[What the task requires]
Among the lines below, list those containing the string "that".

[Extracted data]

• • • •

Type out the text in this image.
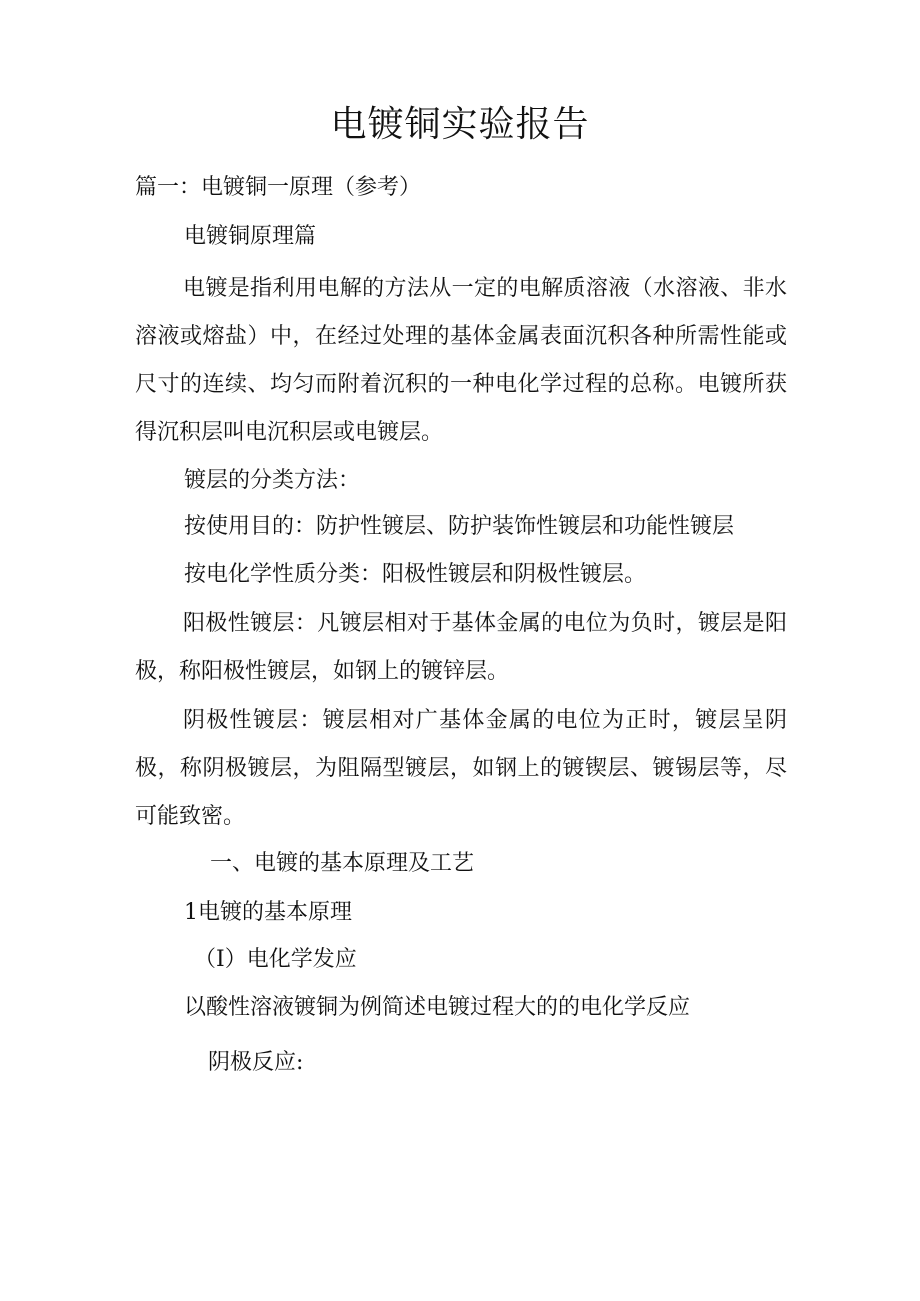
电镀铜实验报告
篇一：电镀铜一原理（参考）
电镀铜原理篇
电镀是指利用电解的方法从一定的电解质溶液（水溶液、非水溶液或熔盐）中，在经过处理的基体金属表面沉积各种所需性能或尺寸的连续、均匀而附着沉积的一种电化学过程的总称。电镀所获得沉积层叫电沉积层或电镀层。
镀层的分类方法：
按使用目的：防护性镀层、防护装饰性镀层和功能性镀层
按电化学性质分类：阳极性镀层和阴极性镀层。
阳极性镀层：凡镀层相对于基体金属的电位为负时，镀层是阳极，称阳极性镀层，如钢上的镀锌层。
阴极性镀层：镀层相对广基体金属的电位为正时，镀层呈阴极，称阴极镀层，为阻隔型镀层，如钢上的镀锲层、镀锡层等，尽可能致密。
一、电镀的基本原理及工艺
1电镀的基本原理
（I）电化学发应
以酸性溶液镀铜为例简述电镀过程大的的电化学反应
阴极反应:
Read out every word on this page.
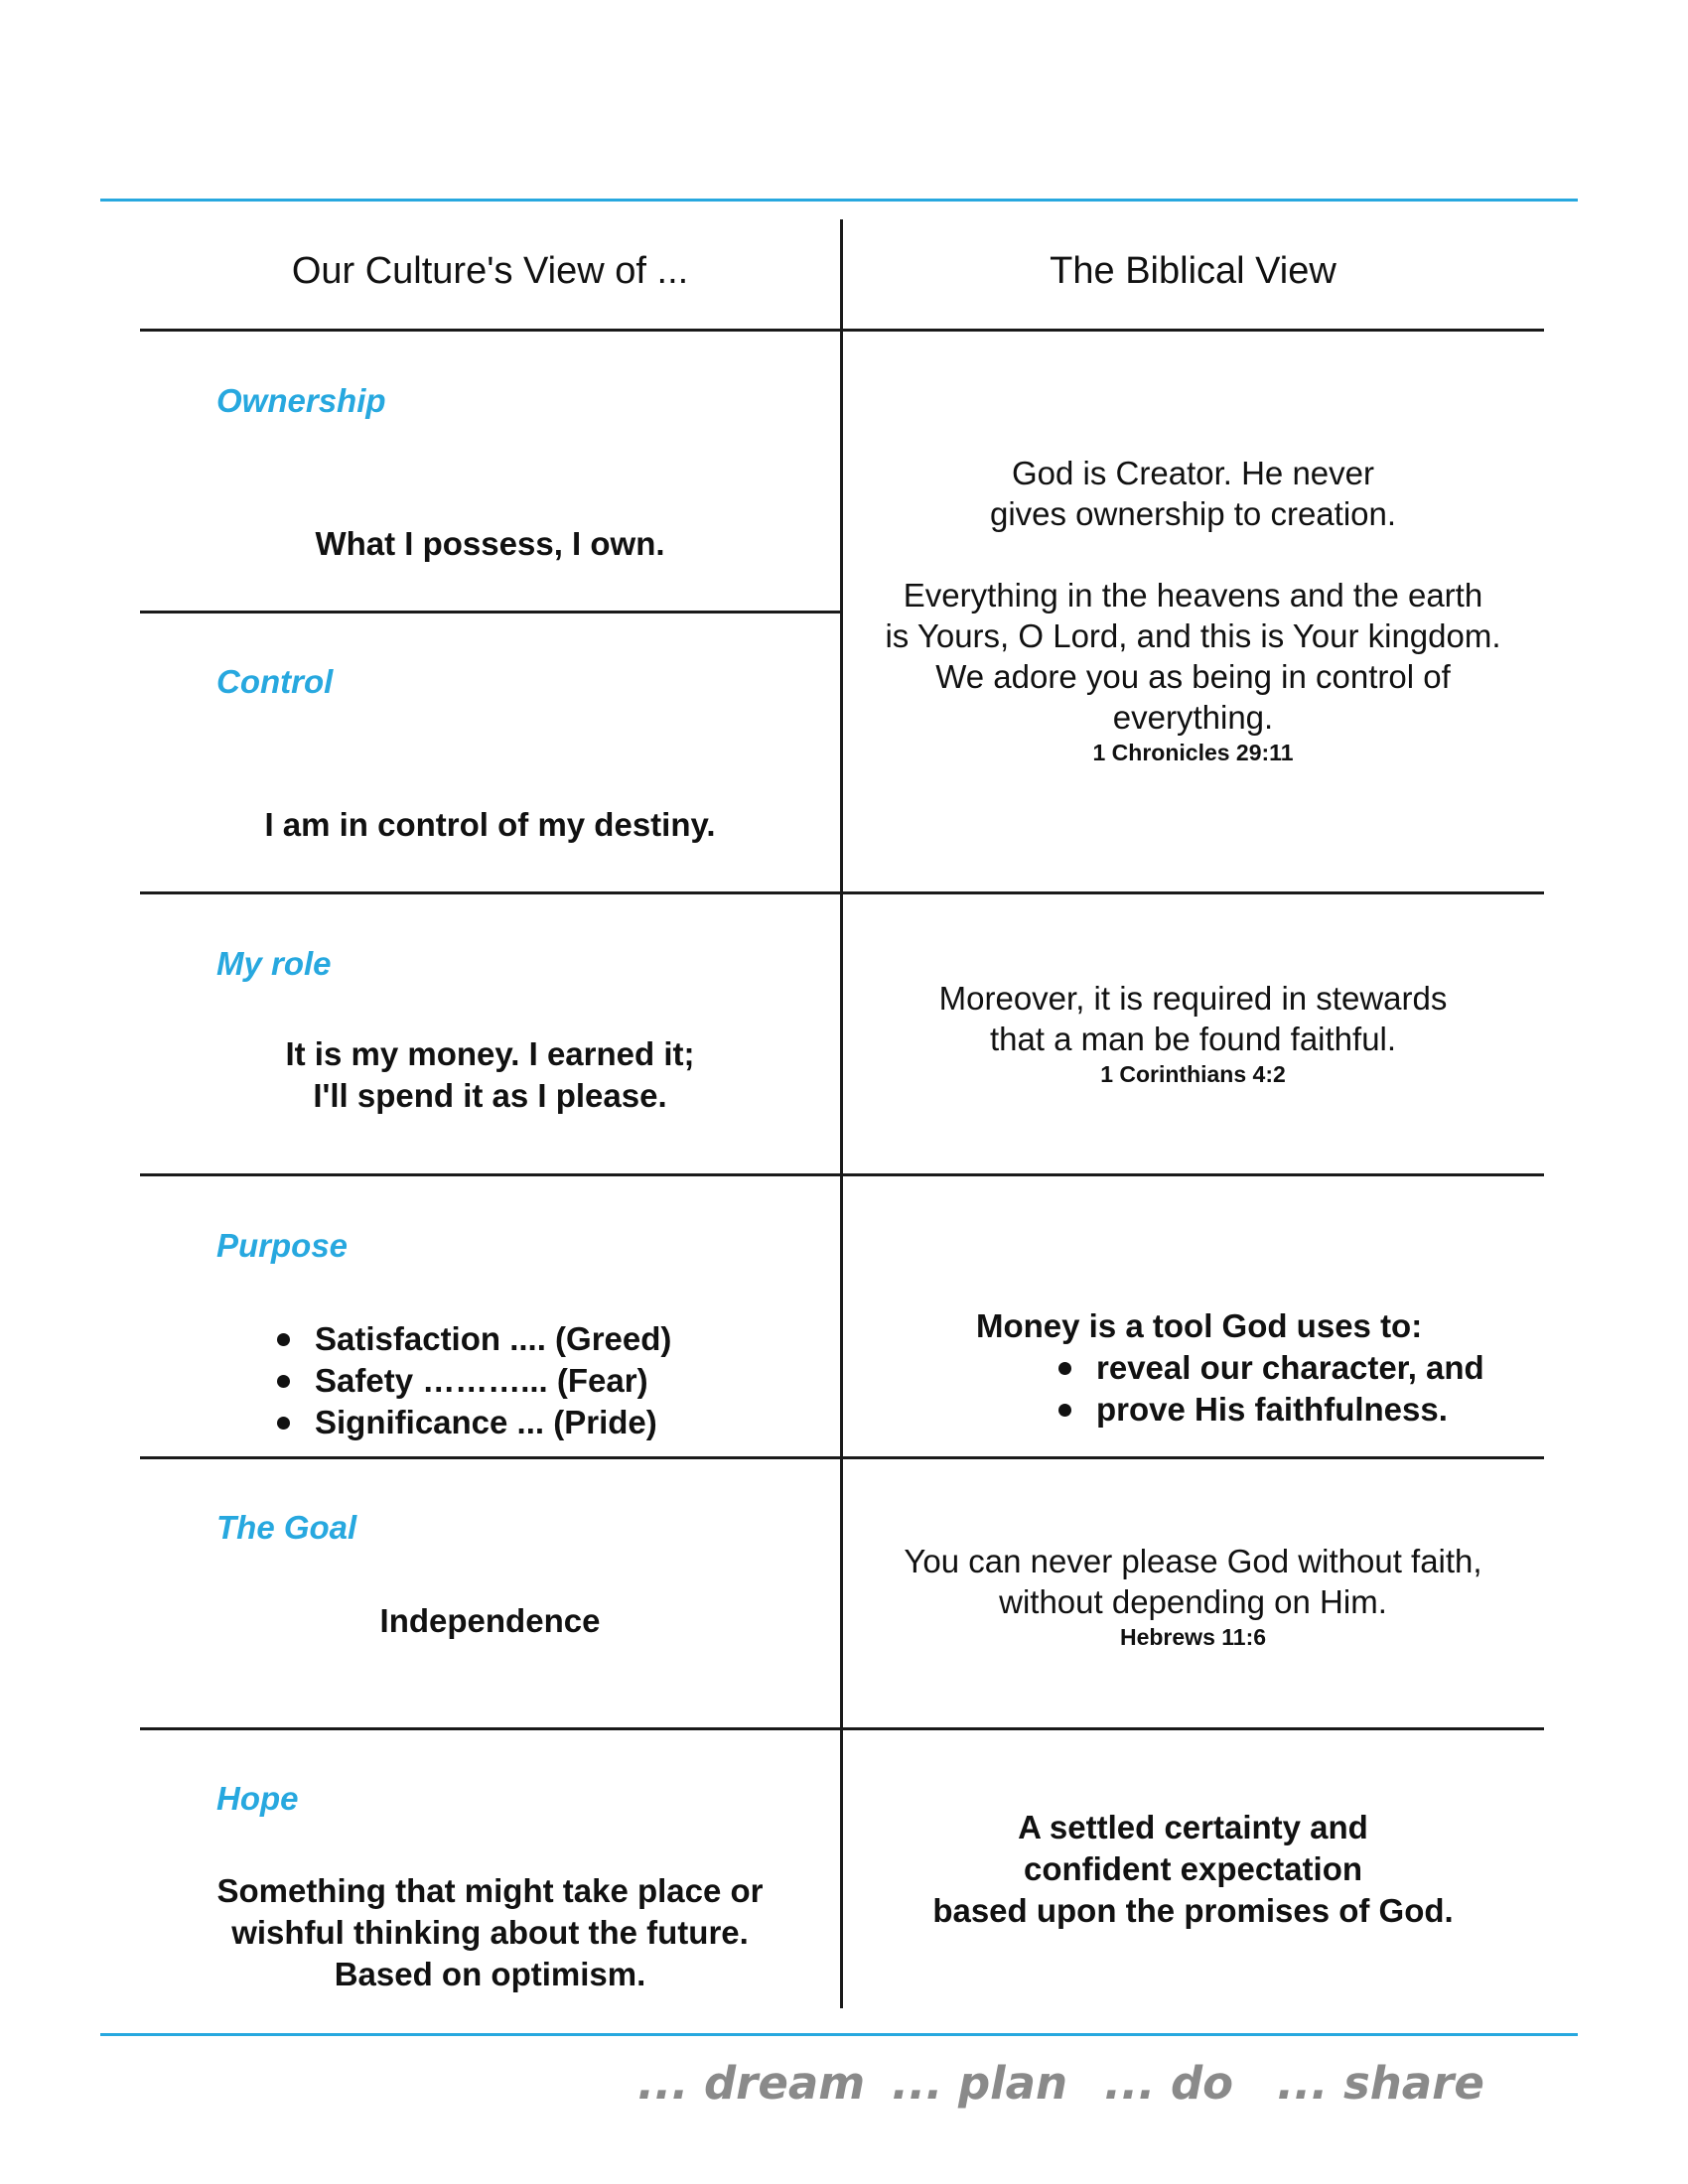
Our Culture's View of ...	The Biblical View
Ownership
What I possess, I own.
Control
I am in control of my destiny.
God is Creator. He never
gives ownership to creation.
Everything in the heavens and the earth
is Yours, O Lord, and this is Your kingdom.
We adore you as being in control of
everything.
1 Chronicles 29:11
My role
It is my money. I earned it;
I'll spend it as I please.
Moreover, it is required in stewards
that a man be found faithful.
1 Corinthians 4:2
Purpose
Satisfaction .... (Greed)
Safety ………... (Fear)
Significance ... (Pride)
Money is a tool God uses to:
reveal our character, and
prove His faithfulness.
The Goal
Independence
You can never please God without faith,
without depending on Him.
Hebrews 11:6
Hope
Something that might take place or
wishful thinking about the future.
Based on optimism.
A settled certainty and
confident expectation
based upon the promises of God.
... dream ... plan ... do ... share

• • • •

[Result]
that a man be found faithful.
Something that might take place or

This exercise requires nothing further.